──────── Kutipan Sumber
Rabu, 24 April 2013

Menembus Batas, Menuju Kualitas


Pasca UN kemarin, seluruh anak-anak SMA kelas XII pasti sedang harap-harap cemas (H2c) menanti saat-saat mendebarkan, dimana hasil jerih payah siswa selama bertahun-tahun, akan ditentukan oleh ujian nasional yang hanya diselenggarakan selama tiga hari, dimana alat ukurnya hanya kognitif, alat ukur yang sangat cocok bagi bangsa yang “menuhankan” logika.

Maka tak heran, jika banyak siswa yang stres dan sakit karena terlalu lelah belajar. negara, sekolah dan orang tua mereka menuntut untuk lulus, lebih tepatnya lulus standar evaluasi ANEH tersebut. Aku heran dengan kebijakan pendidikan negara ini, setiap mata pelajaran mencantumkan tiga ranah kompetensi sebagai acuan keberhasilannya, afektif, kognitif dan psikomotor, tapi anehnya kenapa hanya aspek kognitif saja yang diteskan kepada siswa, sungguh malang nasib siswa-siswa yang unggul dalam aspek afektif dan psikomotor, mereka terpaksa harus mengikuti evaluasi pasar tersebut, bakat-bakat emas mereka tidak diberikan penghargaan se-sen pun.

Gagalnya penyelenggaraan UN kemarin, cukup menjadi bukti ketidak efektifan UN sebagai acuan standar kelulusan, apalagi jika dihadapakn dengan hari kelulusan nanti, siswa-siswa yang dinyatakan tidak lulus (naudzu billah), akan stres berat karena merasa dirinya tidak memiliki harapan untuk menatap masa depan, begitu kata Bondan Prakoso.
────────────────
──────── Informasi yang Diberikan
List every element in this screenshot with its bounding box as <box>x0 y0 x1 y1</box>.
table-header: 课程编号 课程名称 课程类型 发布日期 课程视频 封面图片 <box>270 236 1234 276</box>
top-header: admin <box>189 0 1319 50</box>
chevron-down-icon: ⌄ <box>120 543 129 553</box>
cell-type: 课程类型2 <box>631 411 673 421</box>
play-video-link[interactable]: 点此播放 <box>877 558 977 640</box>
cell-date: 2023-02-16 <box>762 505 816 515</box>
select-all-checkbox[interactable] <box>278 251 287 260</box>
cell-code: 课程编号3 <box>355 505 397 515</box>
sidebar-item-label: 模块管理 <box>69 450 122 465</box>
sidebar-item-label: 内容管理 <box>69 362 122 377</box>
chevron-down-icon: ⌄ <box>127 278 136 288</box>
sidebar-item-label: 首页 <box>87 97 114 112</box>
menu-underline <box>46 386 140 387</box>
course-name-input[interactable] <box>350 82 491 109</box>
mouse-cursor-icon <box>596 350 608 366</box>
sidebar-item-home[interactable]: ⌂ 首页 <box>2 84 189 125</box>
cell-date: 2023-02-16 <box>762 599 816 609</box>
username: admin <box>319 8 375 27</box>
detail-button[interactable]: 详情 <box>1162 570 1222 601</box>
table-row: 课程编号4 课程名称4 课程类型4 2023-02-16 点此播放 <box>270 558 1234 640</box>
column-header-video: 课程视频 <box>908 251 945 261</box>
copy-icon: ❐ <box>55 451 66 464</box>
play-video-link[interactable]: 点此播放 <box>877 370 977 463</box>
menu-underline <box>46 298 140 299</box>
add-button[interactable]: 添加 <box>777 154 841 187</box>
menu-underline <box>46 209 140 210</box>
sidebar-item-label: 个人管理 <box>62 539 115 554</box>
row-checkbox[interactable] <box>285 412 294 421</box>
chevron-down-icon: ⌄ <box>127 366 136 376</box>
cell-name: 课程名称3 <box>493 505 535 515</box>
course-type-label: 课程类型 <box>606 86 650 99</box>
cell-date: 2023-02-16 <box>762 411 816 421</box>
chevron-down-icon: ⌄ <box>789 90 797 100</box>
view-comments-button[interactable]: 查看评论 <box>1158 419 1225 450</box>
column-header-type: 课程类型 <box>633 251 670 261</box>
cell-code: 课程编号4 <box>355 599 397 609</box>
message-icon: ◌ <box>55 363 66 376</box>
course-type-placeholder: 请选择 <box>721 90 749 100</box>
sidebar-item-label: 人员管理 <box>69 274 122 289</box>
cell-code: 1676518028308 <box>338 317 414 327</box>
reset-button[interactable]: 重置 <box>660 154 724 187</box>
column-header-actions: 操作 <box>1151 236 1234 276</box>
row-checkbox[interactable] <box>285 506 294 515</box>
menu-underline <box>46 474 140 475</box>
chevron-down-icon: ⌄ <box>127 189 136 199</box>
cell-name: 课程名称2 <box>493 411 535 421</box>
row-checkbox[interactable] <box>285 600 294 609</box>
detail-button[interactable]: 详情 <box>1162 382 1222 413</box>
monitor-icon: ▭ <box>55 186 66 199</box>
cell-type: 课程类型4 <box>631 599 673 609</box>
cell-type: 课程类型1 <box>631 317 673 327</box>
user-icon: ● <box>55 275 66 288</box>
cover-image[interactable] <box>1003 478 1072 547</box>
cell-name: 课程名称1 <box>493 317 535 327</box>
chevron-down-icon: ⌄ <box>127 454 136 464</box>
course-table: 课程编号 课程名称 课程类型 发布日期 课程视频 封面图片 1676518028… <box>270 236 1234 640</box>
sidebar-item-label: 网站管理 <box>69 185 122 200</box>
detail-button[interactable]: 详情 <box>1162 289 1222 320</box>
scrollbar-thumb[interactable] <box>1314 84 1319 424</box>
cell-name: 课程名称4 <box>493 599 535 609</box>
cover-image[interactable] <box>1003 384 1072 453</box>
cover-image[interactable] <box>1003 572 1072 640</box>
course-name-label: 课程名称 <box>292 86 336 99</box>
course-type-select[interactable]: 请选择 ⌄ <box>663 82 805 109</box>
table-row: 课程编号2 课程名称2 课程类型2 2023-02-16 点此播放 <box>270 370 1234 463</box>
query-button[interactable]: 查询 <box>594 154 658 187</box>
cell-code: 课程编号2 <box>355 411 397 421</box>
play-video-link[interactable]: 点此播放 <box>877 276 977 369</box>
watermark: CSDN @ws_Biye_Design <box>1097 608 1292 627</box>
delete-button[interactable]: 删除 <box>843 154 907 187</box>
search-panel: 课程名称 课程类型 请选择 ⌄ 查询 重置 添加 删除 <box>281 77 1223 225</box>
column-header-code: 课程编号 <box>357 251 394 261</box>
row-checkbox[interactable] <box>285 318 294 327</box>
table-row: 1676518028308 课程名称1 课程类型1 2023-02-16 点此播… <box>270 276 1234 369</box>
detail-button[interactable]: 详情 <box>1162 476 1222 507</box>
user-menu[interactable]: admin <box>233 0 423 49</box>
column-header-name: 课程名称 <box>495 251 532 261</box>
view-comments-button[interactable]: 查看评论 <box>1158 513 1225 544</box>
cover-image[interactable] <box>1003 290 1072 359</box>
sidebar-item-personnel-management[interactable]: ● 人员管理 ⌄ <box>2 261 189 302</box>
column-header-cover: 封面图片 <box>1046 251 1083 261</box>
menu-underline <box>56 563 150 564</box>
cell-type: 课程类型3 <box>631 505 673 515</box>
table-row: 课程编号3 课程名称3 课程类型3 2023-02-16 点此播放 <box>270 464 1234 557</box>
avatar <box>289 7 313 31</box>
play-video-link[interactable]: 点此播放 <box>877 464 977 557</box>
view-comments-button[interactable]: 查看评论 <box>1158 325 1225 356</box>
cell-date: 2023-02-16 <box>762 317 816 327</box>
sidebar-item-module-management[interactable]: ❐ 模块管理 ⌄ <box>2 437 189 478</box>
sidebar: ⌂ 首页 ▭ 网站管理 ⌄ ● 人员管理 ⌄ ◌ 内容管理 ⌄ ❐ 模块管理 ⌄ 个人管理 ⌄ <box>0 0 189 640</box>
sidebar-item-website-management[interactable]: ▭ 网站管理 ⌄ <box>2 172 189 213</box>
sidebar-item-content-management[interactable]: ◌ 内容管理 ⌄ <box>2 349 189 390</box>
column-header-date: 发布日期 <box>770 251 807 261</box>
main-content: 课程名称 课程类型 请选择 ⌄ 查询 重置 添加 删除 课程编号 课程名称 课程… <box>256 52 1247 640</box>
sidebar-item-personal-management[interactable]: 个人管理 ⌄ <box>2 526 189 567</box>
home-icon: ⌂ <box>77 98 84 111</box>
────────────────
» **Tujuan Tugas**
Salin tanpa perubahan bagian teks tentang ujian nasional, mulai dari "Gagalnya penyelenggaraan UN" sampai dengan "kata Bondan Prakoso.".

» **Hasil Latihan**
Gagalnya penyelenggaraan UN kemarin, cukup menjadi bukti ketidak efektifan UN sebagai acuan standar kelulusan, apalagi jika dihadapakn dengan hari kelulusan nanti, siswa-siswa yang dinyatakan tidak lulus (naudzu billah), akan stres berat karena merasa dirinya tidak memiliki harapan untuk menatap masa depan, begitu kata Bondan Prakoso.